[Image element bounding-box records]
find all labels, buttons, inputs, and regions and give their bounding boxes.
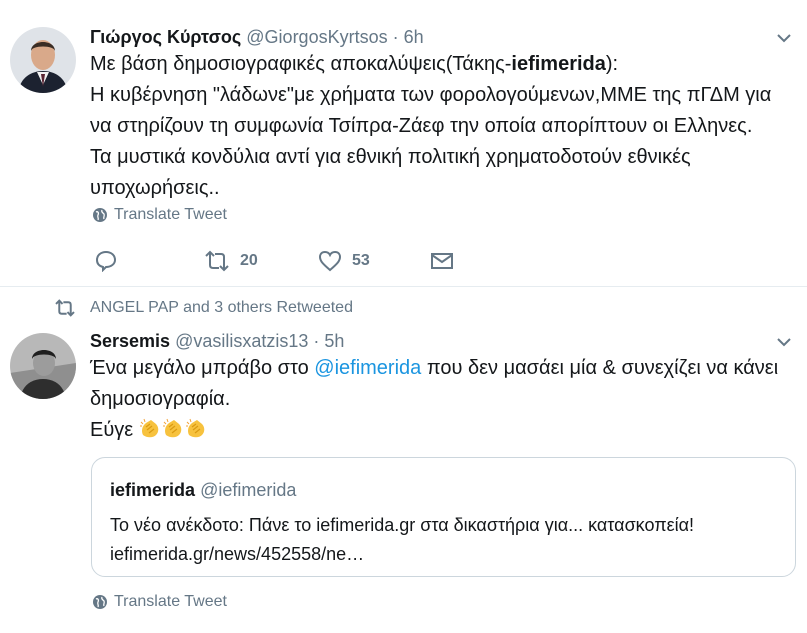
bold-text: iefimerida	[511, 53, 606, 75]
retweeted-by-banner[interactable]: ANGEL PAP and 3 others Retweeted	[54, 299, 353, 317]
globe-icon	[93, 208, 107, 222]
text-segment: Εύγε	[90, 419, 134, 441]
like-button[interactable]: 53	[318, 250, 430, 272]
quoted-author-name: iefimerida	[110, 480, 196, 500]
retweet-count: 20	[240, 252, 258, 269]
translate-tweet-link[interactable]: Translate Tweet	[92, 206, 227, 224]
chevron-down-icon[interactable]	[775, 333, 793, 351]
avatar[interactable]	[10, 27, 76, 93]
chevron-down-icon[interactable]	[775, 29, 793, 47]
text-segment: Ένα μεγάλο μπράβο στο	[90, 357, 315, 379]
tweet-sersemis[interactable]: ANGEL PAP and 3 others Retweeted Sersemi…	[0, 287, 807, 633]
retweeted-by-label: ANGEL PAP and 3 others Retweeted	[90, 299, 353, 316]
globe-icon	[93, 595, 107, 609]
tweet-actions: 20 53	[94, 250, 454, 272]
clapping-hands-icon	[139, 418, 159, 438]
tweet-text-line: Η κυβέρνηση "λάδωνε"με χρήματα των φορολ…	[90, 84, 772, 106]
clapping-hands-icon	[185, 418, 205, 438]
text-segment: Με βάση δημοσιογραφικές αποκαλύψεις(Τάκη…	[90, 53, 512, 75]
quoted-tweet-text: Το νέο ανέκδοτο: Πάνε το iefimerida.gr σ…	[110, 511, 790, 569]
avatar[interactable]	[10, 333, 76, 399]
clapping-hands-icon	[162, 418, 182, 438]
mention-link[interactable]: @iefimerida	[314, 357, 421, 379]
translate-tweet-link[interactable]: Translate Tweet	[92, 593, 227, 611]
tweet-text-line: Εύγε	[90, 415, 800, 446]
tweet-header: Sersemis @vasilisxatzis13 · 5h	[90, 331, 344, 352]
tweet-text: Ένα μεγάλο μπράβο στο @iefimerida που δε…	[90, 353, 800, 446]
heart-icon	[318, 250, 342, 272]
text-segment: ):	[605, 53, 619, 75]
text-segment: που δεν μασάει μία & συνεχίζει να κάνει	[421, 357, 779, 379]
quoted-text-line: Το νέο ανέκδοτο: Πάνε το iefimerida.gr σ…	[110, 515, 695, 535]
separator: ·	[313, 331, 320, 351]
author-name[interactable]: Γιώργος Κύρτσος	[90, 27, 241, 47]
envelope-icon	[431, 253, 453, 269]
reply-button[interactable]	[94, 250, 204, 272]
tweet-text-line: Τα μυστικά κονδύλια αντί για εθνική πολι…	[90, 146, 691, 168]
translate-label: Translate Tweet	[114, 593, 227, 610]
direct-message-button[interactable]	[430, 251, 454, 271]
tweet-text: Με βάση δημοσιογραφικές αποκαλύψεις(Τάκη…	[90, 49, 800, 204]
timestamp[interactable]: 6h	[404, 27, 424, 47]
quoted-tweet-header: iefimerida @iefimerida	[110, 480, 296, 501]
timestamp[interactable]: 5h	[324, 331, 344, 351]
author-handle[interactable]: @GiorgosKyrtsos	[246, 27, 387, 47]
tweet-kyrtsos[interactable]: Γιώργος Κύρτσος @GiorgosKyrtsos · 6h Με …	[0, 0, 807, 287]
translate-label: Translate Tweet	[114, 206, 227, 223]
quoted-author-handle: @iefimerida	[200, 480, 297, 500]
reply-icon	[95, 250, 117, 272]
tweet-text-line: να στηρίζουν τη συμφωνία Τσίπρα-Ζάεφ την…	[90, 115, 753, 137]
quoted-link[interactable]: iefimerida.gr/news/452558/ne…	[110, 540, 790, 569]
retweet-icon	[55, 299, 75, 317]
tweet-header: Γιώργος Κύρτσος @GiorgosKyrtsos · 6h	[90, 27, 424, 48]
tweet-text-line: Ένα μεγάλο μπράβο στο @iefimerida που δε…	[90, 353, 800, 384]
author-handle[interactable]: @vasilisxatzis13	[175, 331, 308, 351]
separator: ·	[392, 27, 399, 47]
like-count: 53	[352, 252, 370, 269]
tweet-text-line: υποχωρήσεις..	[90, 177, 220, 199]
quoted-tweet-card[interactable]: iefimerida @iefimerida Το νέο ανέκδοτο: …	[91, 457, 796, 577]
tweet-text-line: δημοσιογραφία.	[90, 388, 231, 410]
author-name[interactable]: Sersemis	[90, 331, 170, 351]
retweet-button[interactable]: 20	[204, 250, 318, 272]
tweet-text-line: Με βάση δημοσιογραφικές αποκαλύψεις(Τάκη…	[90, 49, 800, 80]
retweet-icon	[205, 250, 229, 272]
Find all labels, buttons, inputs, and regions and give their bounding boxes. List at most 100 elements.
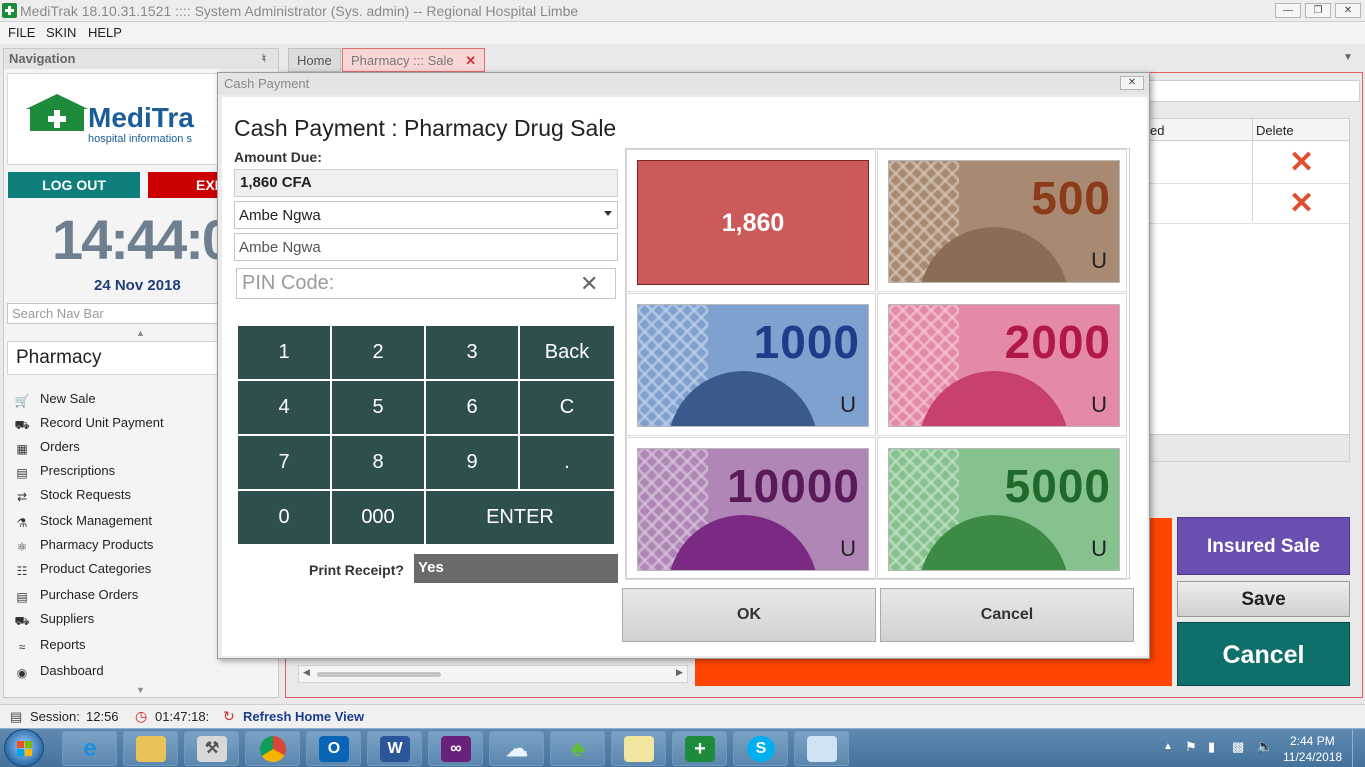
dialog-body: Cash Payment : Pharmacy Drug Sale Amount… bbox=[222, 97, 1147, 656]
print-receipt-toggle[interactable]: Yes bbox=[414, 554, 618, 583]
restore-button[interactable]: ❐ bbox=[1305, 3, 1331, 18]
menu-file[interactable]: FILE bbox=[8, 25, 35, 40]
chevron-down-icon[interactable]: ▼ bbox=[1343, 52, 1353, 63]
banknote-5000[interactable]: 5000 U bbox=[877, 437, 1127, 580]
key-decimal[interactable]: . bbox=[519, 435, 615, 490]
nav-item-dashboard[interactable]: ◉ Dashboard bbox=[14, 663, 274, 685]
key-1[interactable]: 1 bbox=[237, 325, 331, 380]
sale-search-input[interactable] bbox=[1148, 80, 1360, 102]
volume-icon[interactable]: 🔈 bbox=[1256, 738, 1273, 755]
pin-icon[interactable]: ♮ bbox=[262, 52, 266, 65]
taskbar-notepad[interactable] bbox=[794, 731, 849, 766]
scrollbar-thumb[interactable] bbox=[317, 672, 441, 677]
key-9[interactable]: 9 bbox=[425, 435, 519, 490]
banknote-500[interactable]: 500 U bbox=[877, 149, 1127, 292]
banknote-10000[interactable]: 10000 U bbox=[626, 437, 876, 580]
visual-studio-icon: ∞ bbox=[441, 736, 471, 762]
taskbar-word[interactable]: W bbox=[367, 731, 422, 766]
key-enter[interactable]: ENTER bbox=[425, 490, 615, 545]
key-000[interactable]: 000 bbox=[331, 490, 425, 545]
taskbar-ie[interactable]: e bbox=[62, 731, 117, 766]
delete-row-icon[interactable]: ✕ bbox=[1289, 186, 1314, 221]
taskbar-cloud[interactable]: ☁ bbox=[489, 731, 544, 766]
key-5[interactable]: 5 bbox=[331, 380, 425, 435]
nav-item-label: Stock Requests bbox=[40, 487, 132, 502]
key-4[interactable]: 4 bbox=[237, 380, 331, 435]
refresh-icon: ↻ bbox=[223, 708, 235, 724]
horizontal-scrollbar[interactable]: ◀ ▶ bbox=[298, 665, 688, 683]
tools-icon: ⚒ bbox=[197, 736, 227, 762]
flag-icon[interactable]: ⚑ bbox=[1185, 739, 1197, 755]
taskbar-skype[interactable]: S bbox=[733, 731, 788, 766]
pin-code-input[interactable]: PIN Code: bbox=[236, 268, 616, 299]
customer-select[interactable]: Ambe Ngwa bbox=[234, 201, 618, 229]
taskbar-explorer[interactable] bbox=[123, 731, 178, 766]
skype-icon: S bbox=[747, 736, 775, 762]
save-button[interactable]: Save bbox=[1177, 581, 1350, 617]
scroll-down-icon[interactable]: ▼ bbox=[136, 685, 145, 695]
customer-name-field[interactable]: Ambe Ngwa bbox=[234, 233, 618, 261]
request-icon: ⇄ bbox=[16, 490, 28, 504]
menu-skin[interactable]: SKIN bbox=[46, 25, 76, 40]
nav-item-label: Product Categories bbox=[40, 561, 152, 576]
orders-icon: ▦ bbox=[16, 442, 28, 456]
start-button[interactable] bbox=[4, 729, 44, 767]
note-denomination: 500 bbox=[1031, 172, 1111, 224]
device-icon[interactable]: ▮ bbox=[1208, 739, 1215, 755]
key-7[interactable]: 7 bbox=[237, 435, 331, 490]
taskbar-outlook[interactable]: O bbox=[306, 731, 361, 766]
key-3[interactable]: 3 bbox=[425, 325, 519, 380]
amount-due-tile[interactable]: 1,860 bbox=[626, 149, 876, 292]
key-6[interactable]: 6 bbox=[425, 380, 519, 435]
explorer-icon bbox=[136, 736, 166, 762]
taskbar-visual-studio[interactable]: ∞ bbox=[428, 731, 483, 766]
scroll-left-icon[interactable]: ◀ bbox=[303, 667, 310, 678]
close-tab-icon[interactable]: ✕ bbox=[465, 53, 476, 68]
tray-expand-icon[interactable]: ▲ bbox=[1163, 741, 1173, 752]
key-back[interactable]: Back bbox=[519, 325, 615, 380]
delete-row-icon[interactable]: ✕ bbox=[1289, 145, 1314, 180]
network-icon[interactable]: ▩ bbox=[1232, 739, 1244, 755]
key-2[interactable]: 2 bbox=[331, 325, 425, 380]
tab-home[interactable]: Home bbox=[288, 48, 341, 72]
tray-time[interactable]: 2:44 PM bbox=[1290, 734, 1335, 748]
dialog-close-button[interactable]: ✕ bbox=[1120, 76, 1144, 90]
close-window-button[interactable]: ✕ bbox=[1335, 3, 1361, 18]
truck-icon: ⛟ bbox=[14, 614, 30, 628]
logo-text: MediTra bbox=[88, 102, 194, 133]
taskbar-meditrak[interactable]: + bbox=[672, 731, 727, 766]
banknote-2000-image: 2000 U bbox=[888, 304, 1120, 427]
logout-button[interactable]: LOG OUT bbox=[8, 172, 140, 198]
key-clear[interactable]: C bbox=[519, 380, 615, 435]
scroll-right-icon[interactable]: ▶ bbox=[676, 667, 683, 678]
banknote-1000[interactable]: 1000 U bbox=[626, 293, 876, 436]
clear-pin-icon[interactable]: ✕ bbox=[580, 271, 598, 297]
tab-pharmacy-sale[interactable]: Pharmacy ::: Sale ✕ bbox=[342, 48, 486, 72]
banknote-2000[interactable]: 2000 U bbox=[877, 293, 1127, 436]
menu-bar: FILE SKIN HELP bbox=[0, 22, 1365, 44]
pills-icon: ⚛ bbox=[16, 540, 28, 554]
refresh-home-link[interactable]: Refresh Home View bbox=[243, 709, 364, 724]
menu-help[interactable]: HELP bbox=[88, 25, 122, 40]
taskbar-photos[interactable] bbox=[611, 731, 666, 766]
taskbar-clover[interactable]: ♣ bbox=[550, 731, 605, 766]
insured-sale-button[interactable]: Insured Sale bbox=[1177, 517, 1350, 575]
ok-button[interactable]: OK bbox=[622, 588, 876, 642]
scroll-up-icon[interactable]: ▲ bbox=[136, 328, 145, 338]
nav-item-label: Record Unit Payment bbox=[40, 415, 164, 430]
cash-payment-dialog: Cash Payment ✕ Cash Payment : Pharmacy D… bbox=[217, 72, 1150, 659]
show-desktop-button[interactable] bbox=[1352, 729, 1365, 767]
navigation-header: Navigation ♮ bbox=[4, 49, 278, 69]
tray-date[interactable]: 11/24/2018 bbox=[1283, 750, 1342, 764]
clover-icon: ♣ bbox=[570, 736, 586, 761]
taskbar-tools[interactable]: ⚒ bbox=[184, 731, 239, 766]
key-8[interactable]: 8 bbox=[331, 435, 425, 490]
minimize-button[interactable]: — bbox=[1275, 3, 1301, 18]
dialog-cancel-button[interactable]: Cancel bbox=[880, 588, 1134, 642]
grid-header bbox=[1138, 119, 1349, 141]
cancel-sale-button[interactable]: Cancel bbox=[1177, 622, 1350, 686]
logo-subtitle: hospital information s bbox=[88, 133, 192, 145]
key-0[interactable]: 0 bbox=[237, 490, 331, 545]
taskbar-chrome[interactable] bbox=[245, 731, 300, 766]
tab-label: Home bbox=[297, 53, 332, 68]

### DIRECTIONS
Substitute "dropdown-arrow-icon" for "chevron-down-icon" in the lines between the line holding "53, 606, 75]" and the line holding "text-segment: Ένα μεγάλο", inclusive, leaving everything else unchanged. Return only those lines.

### EXERCISE OUTPUT
bold-text: iefimerida	[511, 53, 606, 75]
retweeted-by-banner[interactable]: ANGEL PAP and 3 others Retweeted	[54, 299, 353, 317]
globe-icon	[93, 208, 107, 222]
text-segment: Εύγε	[90, 419, 134, 441]
like-button[interactable]: 53	[318, 250, 430, 272]
quoted-author-name: iefimerida	[110, 480, 196, 500]
retweet-count: 20	[240, 252, 258, 269]
translate-tweet-link[interactable]: Translate Tweet	[92, 206, 227, 224]
dropdown-arrow-icon[interactable]	[775, 333, 793, 351]
avatar[interactable]	[10, 27, 76, 93]
dropdown-arrow-icon[interactable]	[775, 29, 793, 47]
text-segment: Ένα μεγάλο μπράβο στο	[90, 357, 315, 379]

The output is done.